(Raw records)
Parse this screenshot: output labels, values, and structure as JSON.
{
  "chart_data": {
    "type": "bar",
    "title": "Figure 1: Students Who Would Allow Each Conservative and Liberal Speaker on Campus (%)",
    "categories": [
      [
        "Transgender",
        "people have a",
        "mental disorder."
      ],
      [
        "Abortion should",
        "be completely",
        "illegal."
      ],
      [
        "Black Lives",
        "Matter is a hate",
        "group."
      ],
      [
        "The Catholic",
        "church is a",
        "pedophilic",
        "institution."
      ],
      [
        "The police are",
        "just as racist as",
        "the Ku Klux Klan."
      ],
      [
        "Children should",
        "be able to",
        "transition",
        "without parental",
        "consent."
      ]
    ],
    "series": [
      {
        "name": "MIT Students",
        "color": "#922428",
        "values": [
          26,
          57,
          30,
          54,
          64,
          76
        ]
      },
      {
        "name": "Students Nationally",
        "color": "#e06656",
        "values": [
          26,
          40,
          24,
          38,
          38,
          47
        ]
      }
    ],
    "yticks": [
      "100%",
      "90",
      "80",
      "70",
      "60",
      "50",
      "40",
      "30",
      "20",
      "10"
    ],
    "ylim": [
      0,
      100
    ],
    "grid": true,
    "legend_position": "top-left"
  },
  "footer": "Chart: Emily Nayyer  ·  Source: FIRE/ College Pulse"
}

- **Your instructions**:
Find every line in the entries that includes the word "Students", then state how many there are and nothing else.

- **The solution**:
3